Tampilkan dengan persis bagian berita tentang Kebun Naga di antara "Elektrifikasi PLN, Mendulang" dan "di puncak bukit.", termasuk kedua ujungnya.

## KUTIPAN TERPILIH
---
Elektrifikasi PLN, Mendulang Emas di Kebun Naga

Rabu, 15 Desember 2021 - 08:03 WIB
Petugas PLN UP 3 Garut melakukan perawatan listrik di Kawasan Agrowisata Kebun Naga Poernama di Kampung Jambansari, Bayongbong, Kabupaten Garut, Jawa Barat.Foto/Arif Budianto
GARUT - Hujan rintik mengiringi kedatangan Triani bersama rombongan di Kawasan Agrowisata Kebun Naga Poernama pada Kamis (9/12/2021) siang. Cuaca sejuk disertai hembusan angin khas pegunungan memacu adrenalinnya agar segera sampai resto di puncak bukit.

15 menit lamanya Triani menyusuri jalan setapak. Menanjak pun tak dihiraukannya, terbayarkan oleh indahnya gugusan pohon naga di sepanjang jalan. Sesampainya di resto, duduk manis menunggu makanan datang yang telah di pesannya secara daring.
---
## DATA TERSEDIA
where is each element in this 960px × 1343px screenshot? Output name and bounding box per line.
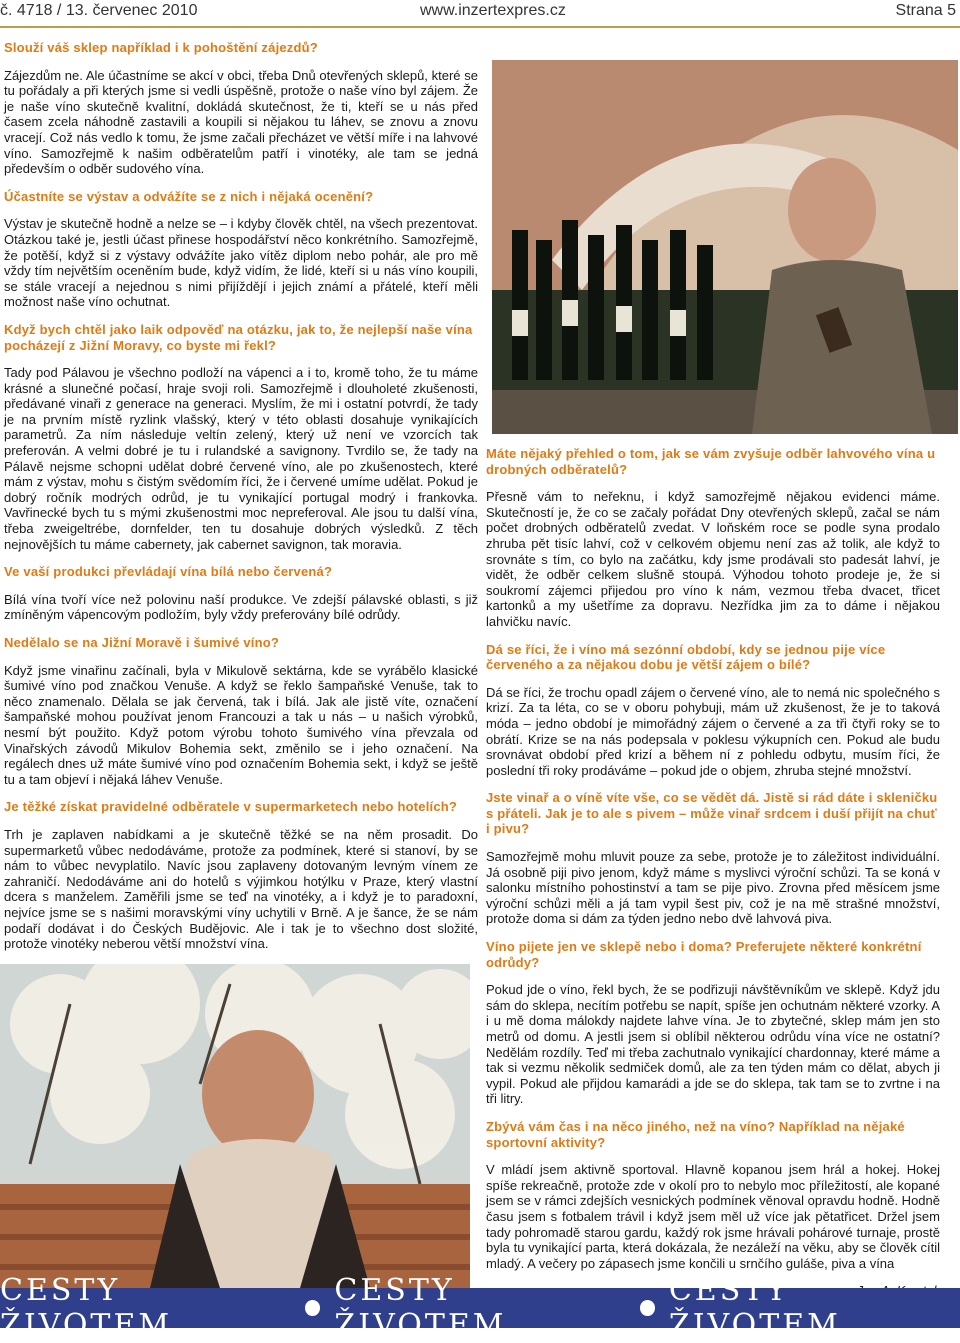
answer-10: Pokud jde o víno, řekl bych, že se podřizuji návštěvníkům ve sklepě. Když jdu sám do sklepa, necítím potřebu se napít, spíše jen ochutnám některé vzorky. A i u mě doma málokdy najdete lahve vína. Je to zbytečné, sklep mám jen sto metrů od domu. A jestli jsem si oblíbil některou odrůdu vína více ne ostatní? Nedělám rozdíly. Teď mi třeba zachutnalo vynikající chardonnay, které máme a tak si vezmu několik sedmiček domů, ale za ten týden mám co dělat, abych ji vypil. Pokud ale přijdou kamarádi a jde se do sklepa, tak tam se to zvrtne i na tři litry. [486, 982, 940, 1107]
answer-6: Trh je zaplaven nabídkami a je skutečně těžké se na něm prosadit. Do supermarketů vůbec nedodáváme, protože za podmínek, které si stanoví, by se nám to vůbec nevyplatilo. Navíc jsou zaplaveny dotovaným levným vínem ze zahraničí. Nedodáváme ani do hotelů s výjimkou hotýlku v Praze, který vlastní dcera s manželem. Zaměřili jsme se teď na vinotéky, a i když je to paradoxní, nejvíce jsme se s našimi moravskými víny uchytili v Brně. A je šance, že se nám podaří dodávat i do Českých Budějovic. Ale i tak je to všechno dost složité, protože vinotéky neberou větší množství vína. [4, 826, 478, 952]
banner-text-2: CESTY ŽIVOTEM [334, 1273, 507, 1343]
right-column [486, 446, 940, 1339]
banner-text-1: CESTY ŽIVOTEM [0, 1273, 173, 1343]
answer-2: Výstav je skutečně hodně a nelze se – i kdyby člověk chtěl, na všech prezentovat. Otázkou také je, jestli účast přinese hospodářství něco konkrétního. Samozřejmě, že potěší, když si z výstavy odvážíte jako vítěz diplom nebo pohár, ale pro mě vždy tím největším oceněním bude, když vidím, že lidé, kteří si u nás víno koupili, se stále vracejí a nejednou s nimi přijíždějí i jejich známí a přátelé, kteří měli možnost naše víno ochutnat. [4, 216, 478, 310]
left-column-top [4, 40, 478, 964]
banner-text-3: CESTY ŽIVOTEM [668, 1273, 841, 1343]
answer-7: Přesně vám to neřeknu, i když samozřejmě nějakou evidenci máme. Skutečností je, že co se začaly pořádat Dny otevřených sklepů, začal se nám počet drobných odběratelů zvedat. V loňském roce se podle syna prodalo zhruba pět tisíc lahví, což v celkovém objemu není zas až tolik, ale když to srovnáte s tím, co bylo na začátku, kdy jsme prodávali sto padesát lahví, je vidět, že odběr celkem slušně stoupá. Výhodou tohoto prodeje je, že si soukromí zájemci přijedou pro víno k nám, vezmou třeba dvacet, třicet kartonků a my ušetříme za dopravu. Nezřídka jim za to dáme i nějakou lahvičku navíc. [486, 489, 940, 629]
footer-banner [0, 1273, 960, 1343]
question-4: Ve vaší produkci převládají vína bílá nebo červená? [4, 564, 333, 580]
issue-info: č. 4718 / 13. červenec 2010 [0, 2, 198, 19]
question-10: Víno pijete jen ve sklepě nebo i doma? Preferujete některé konkrétní odrůdy? [486, 939, 922, 970]
header-rule [0, 26, 960, 28]
answer-5: Když jsme vinařinu začínali, byla v Mikulově sektárna, kde se vyrábělo klasické šumivé víno pod značkou Venuše. A když se řeklo šampaňské Venuše, tak to něco znamenalo. Dělala se jak červená, tak i bílá. Jak ale jistě víte, označení šampaňské mohou používat jenom Francouzi a tak u nás – u našich výrobků, nesmí být použito. Když potom výrobu tohoto šumivého vína převzala od Vinařských závodů Mikulov Bohemia sekt, změnilo se i jeho označení. Na regálech dnes už máte šumivé víno pod označením Bohemia sekt, i když se ještě tu a tam objeví i nějaká láhev Venuše. [4, 662, 478, 787]
bullet-icon [640, 1300, 655, 1316]
answer-9: Samozřejmě mohu mluvit pouze za sebe, protože je to záležitost individuální. Já osobně piji pivo jenom, když máme s myslivci výroční schůzi. Ta se koná v salonku místního pohostinství a tam se pije pivo. Zrovna před měsícem jsme výroční schůzi měli a já tam vypil šest piv, což je na mě strašné množství, protože doma si dám za týden jedno nebo dvě lahvová piva. [486, 849, 940, 927]
answer-8: Dá se říci, že trochu opadl zájem o červené víno, ale to nemá nic společného s krizí. Za ta léta, co se v oboru pohybuji, mám už zkušenost, že je to taková móda – jedno období je mimořádný zájem o červené a za tři čtyři roky se to obrátí. Krize se na nás podepsala v poklesu výkupních cen. Pokud ale budu srovnávat období před krizí a během ní z pohledu odbytu, musím říci, že poslední tři roky prodáváme – pokud jde o objem, zhruba stejné množství. [486, 684, 940, 778]
question-5: Nedělalo se na Jižní Moravě i šumivé víno? [4, 635, 279, 650]
page-number: Strana 5 [895, 2, 956, 19]
question-8: Dá se říci, že i víno má sezónní období, kdy se jednou pije více červeného a za nějakou dobu je větší zájem o bílé? [486, 641, 886, 673]
portrait-photo [0, 964, 470, 1288]
question-1: Slouží váš sklep například i k pohoštění zájezdů? [4, 40, 318, 55]
question-11: Zbývá vám čas i na něco jiného, než na víno? Například na nějaké sportovní aktivity? [486, 1118, 905, 1150]
website[interactable]: www.inzertexpres.cz [420, 2, 566, 19]
question-7: Máte nějaký přehled o tom, jak se vám zvyšuje odběr lahvového vína u drobných odběratelů? [486, 446, 936, 477]
answer-11: V mládí jsem aktivně sportoval. Hlavně kopanou jsem hrál a hokej. Hokej spíše rekreačně, protože zde v okolí pro to nebylo moc příležitostí, ale kopané jsem se v rámci zdejších vesnických podmínek věnoval opravdu hodně. Hodně času jsem s fotbalem trávil i když jsem měl už více jak pětatřicet. Držel jsem tady pohromadě starou gardu, každý rok jsme hrávali pohárové turnaje, prostě byla tu vynikající parta, která dokázala, že nezáleží na věku, aby se člověk cítil mladý. A večery po zápasech jsme končili u srnčího guláše, piva a vína [486, 1162, 940, 1271]
page-header [0, 0, 960, 26]
answer-4: Bílá vína tvoří více než polovinu naší produkce. Ve zdejší pálavské oblasti, s již zmíněným vápencovým podložím, byly vždy preferovány bílé odrůdy. [4, 591, 478, 623]
question-9: Jste vinař a o víně víte vše, co se vědět dá. Jistě si rád dáte i skleničku s přáteli. Jak je to ale s pivem – může vinař srdcem i duší přijít na chuť i pivu? [486, 790, 938, 837]
answer-1: Zájezdům ne. Ale účastníme se akcí v obci, třeba Dnů otevřených sklepů, které se tu pořádaly a při kterých jsme si vedli úspěšně, protože o naše víno byl zájem. Že je naše víno skutečně kvalitní, dokládá skutečnost, že ti, kteří se u nás před časem zcela náhodně zastavili a koupili si nějakou tu láhev, se znovu a znovu vracejí. Což nás vedlo k tomu, že jsme začali přecházet ve větší míře i na lahvové víno. Samozřejmě k našim odběratelům patří i vinotéky, ale tam se jedná především o odběr sudového vína. [4, 67, 478, 177]
question-6: Je těžké získat pravidelné odběratele v supermarketech nebo hotelích? [4, 799, 458, 815]
answer-3: Tady pod Pálavou je všechno podloží na vápenci a i to, kromě toho, že tu máme krásné a slunečné počasí, hraje svoji roli. Samozřejmě i dlouholeté zkušenosti, předávané vinaři z generace na generaci. Myslím, že mi i ostatní potvrdí, že tady je na prvním místě ryzlink vlašský, který v této oblasti dosahuje vynikajících parametrů. Za ním následuje veltín zelený, který už není ve vzorcích tak preferován. A velmi dobré je tu i rulandské a savignony. Tvrdilo se, že tady na Pálavě nejsme schopni udělat dobré červené víno, ale po zkušenostech, které mám z výstav, mohu s čistým svědomím říci, že i červené umíme udělat. Pokud je dobrý ročník modrých odrůd, je tu vynikající portugal modrý i frankovka. Vavřinecké bych tu s mými zkušenostmi moc nepreferoval. Ale jsou tu další vína, třeba zweigeltrébe, dornfelder, ten tu dosahuje dobrých výsledků. Z těch nejnovějších tu máme cabernety, jak cabernet savignon, tak moravia. [4, 365, 478, 552]
bullet-icon [305, 1300, 320, 1316]
cellar-photo [492, 60, 958, 434]
question-3: Když bych chtěl jako laik odpověď na otázku, jak to, že nejlepší naše vína pocházejí z Jižní Moravy, co byste mi řekl? [4, 321, 473, 353]
question-2: Účastníte se výstav a odvážíte se z nich i nějaká ocenění? [4, 188, 374, 204]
---
## JAWABAN AKHIR
Elektrifikasi PLN, Mendulang Emas di Kebun Naga

Rabu, 15 Desember 2021 - 08:03 WIB
Petugas PLN UP 3 Garut melakukan perawatan listrik di Kawasan Agrowisata Kebun Naga Poernama di Kampung Jambansari, Bayongbong, Kabupaten Garut, Jawa Barat.Foto/Arif Budianto
GARUT - Hujan rintik mengiringi kedatangan Triani bersama rombongan di Kawasan Agrowisata Kebun Naga Poernama pada Kamis (9/12/2021) siang. Cuaca sejuk disertai hembusan angin khas pegunungan memacu adrenalinnya agar segera sampai resto di puncak bukit.